(Task statement): Output the data in full and exactly as presented.
╭─ Raw data
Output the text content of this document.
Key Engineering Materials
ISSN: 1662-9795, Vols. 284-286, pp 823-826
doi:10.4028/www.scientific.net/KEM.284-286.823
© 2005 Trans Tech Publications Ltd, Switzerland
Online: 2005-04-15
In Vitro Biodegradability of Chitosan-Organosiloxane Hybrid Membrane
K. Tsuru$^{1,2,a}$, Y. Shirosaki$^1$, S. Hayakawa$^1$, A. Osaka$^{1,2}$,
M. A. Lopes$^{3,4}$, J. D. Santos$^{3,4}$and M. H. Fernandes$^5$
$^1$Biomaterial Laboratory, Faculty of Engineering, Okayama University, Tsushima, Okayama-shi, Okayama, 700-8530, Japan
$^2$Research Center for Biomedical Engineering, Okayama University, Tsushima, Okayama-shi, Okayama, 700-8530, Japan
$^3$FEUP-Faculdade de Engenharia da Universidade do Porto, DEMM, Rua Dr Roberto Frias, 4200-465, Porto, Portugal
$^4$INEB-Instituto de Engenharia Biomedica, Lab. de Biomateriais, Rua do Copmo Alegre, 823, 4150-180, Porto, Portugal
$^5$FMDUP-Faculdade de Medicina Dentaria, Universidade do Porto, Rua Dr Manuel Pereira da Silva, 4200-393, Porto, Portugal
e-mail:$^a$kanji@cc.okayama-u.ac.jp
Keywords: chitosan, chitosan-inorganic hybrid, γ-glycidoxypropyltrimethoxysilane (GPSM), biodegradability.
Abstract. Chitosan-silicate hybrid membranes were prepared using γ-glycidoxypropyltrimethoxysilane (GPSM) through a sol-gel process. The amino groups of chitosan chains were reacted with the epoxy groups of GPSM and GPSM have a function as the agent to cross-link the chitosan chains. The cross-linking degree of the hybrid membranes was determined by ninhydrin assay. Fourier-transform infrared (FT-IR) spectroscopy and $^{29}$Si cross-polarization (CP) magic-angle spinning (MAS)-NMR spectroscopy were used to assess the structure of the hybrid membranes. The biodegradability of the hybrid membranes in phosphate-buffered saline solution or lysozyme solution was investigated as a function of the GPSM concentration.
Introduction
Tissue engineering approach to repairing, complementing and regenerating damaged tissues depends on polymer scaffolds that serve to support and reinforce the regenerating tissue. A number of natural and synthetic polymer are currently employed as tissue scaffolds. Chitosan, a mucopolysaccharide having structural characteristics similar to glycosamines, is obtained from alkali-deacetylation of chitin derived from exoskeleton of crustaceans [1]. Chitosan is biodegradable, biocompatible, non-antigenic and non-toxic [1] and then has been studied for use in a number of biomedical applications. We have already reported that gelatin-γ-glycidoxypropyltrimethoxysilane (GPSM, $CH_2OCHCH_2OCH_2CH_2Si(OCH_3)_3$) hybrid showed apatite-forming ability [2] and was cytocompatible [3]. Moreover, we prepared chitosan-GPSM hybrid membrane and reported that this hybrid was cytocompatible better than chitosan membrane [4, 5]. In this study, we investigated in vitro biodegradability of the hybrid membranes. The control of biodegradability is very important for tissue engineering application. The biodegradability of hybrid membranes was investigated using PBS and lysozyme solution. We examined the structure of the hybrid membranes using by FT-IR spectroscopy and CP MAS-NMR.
╰─
(Response to the exercise):
Output the text content of this document.
Key Engineering Materials
ISSN: 1662-9795, Vols. 284-286, pp 823-826
doi:10.4028/www.scientific.net/KEM.284-286.823
© 2005 Trans Tech Publications Ltd, Switzerland
Online: 2005-04-15
In Vitro Biodegradability of Chitosan-Organosiloxane Hybrid Membrane
K. Tsuru$^{1,2,a}$, Y. Shirosaki$^1$, S. Hayakawa$^1$, A. Osaka$^{1,2}$,
M. A. Lopes$^{3,4}$, J. D. Santos$^{3,4}$and M. H. Fernandes$^5$
$^1$Biomaterial Laboratory, Faculty of Engineering, Okayama University, Tsushima, Okayama-shi, Okayama, 700-8530, Japan
$^2$Research Center for Biomedical Engineering, Okayama University, Tsushima, Okayama-shi, Okayama, 700-8530, Japan
$^3$FEUP-Faculdade de Engenharia da Universidade do Porto, DEMM, Rua Dr Roberto Frias, 4200-465, Porto, Portugal
$^4$INEB-Instituto de Engenharia Biomedica, Lab. de Biomateriais, Rua do Copmo Alegre, 823, 4150-180, Porto, Portugal
$^5$FMDUP-Faculdade de Medicina Dentaria, Universidade do Porto, Rua Dr Manuel Pereira da Silva, 4200-393, Porto, Portugal
e-mail:$^a$kanji@cc.okayama-u.ac.jp
Keywords: chitosan, chitosan-inorganic hybrid, γ-glycidoxypropyltrimethoxysilane (GPSM), biodegradability.
Abstract. Chitosan-silicate hybrid membranes were prepared using γ-glycidoxypropyltrimethoxysilane (GPSM) through a sol-gel process. The amino groups of chitosan chains were reacted with the epoxy groups of GPSM and GPSM have a function as the agent to cross-link the chitosan chains. The cross-linking degree of the hybrid membranes was determined by ninhydrin assay. Fourier-transform infrared (FT-IR) spectroscopy and $^{29}$Si cross-polarization (CP) magic-angle spinning (MAS)-NMR spectroscopy were used to assess the structure of the hybrid membranes. The biodegradability of the hybrid membranes in phosphate-buffered saline solution or lysozyme solution was investigated as a function of the GPSM concentration.
Introduction
Tissue engineering approach to repairing, complementing and regenerating damaged tissues depends on polymer scaffolds that serve to support and reinforce the regenerating tissue. A number of natural and synthetic polymer are currently employed as tissue scaffolds. Chitosan, a mucopolysaccharide having structural characteristics similar to glycosamines, is obtained from alkali-deacetylation of chitin derived from exoskeleton of crustaceans [1]. Chitosan is biodegradable, biocompatible, non-antigenic and non-toxic [1] and then has been studied for use in a number of biomedical applications. We have already reported that gelatin-γ-glycidoxypropyltrimethoxysilane (GPSM, $CH_2OCHCH_2OCH_2CH_2Si(OCH_3)_3$) hybrid showed apatite-forming ability [2] and was cytocompatible [3]. Moreover, we prepared chitosan-GPSM hybrid membrane and reported that this hybrid was cytocompatible better than chitosan membrane [4, 5]. In this study, we investigated in vitro biodegradability of the hybrid membranes. The control of biodegradability is very important for tissue engineering application. The biodegradability of hybrid membranes was investigated using PBS and lysozyme solution. We examined the structure of the hybrid membranes using by FT-IR spectroscopy and CP MAS-NMR.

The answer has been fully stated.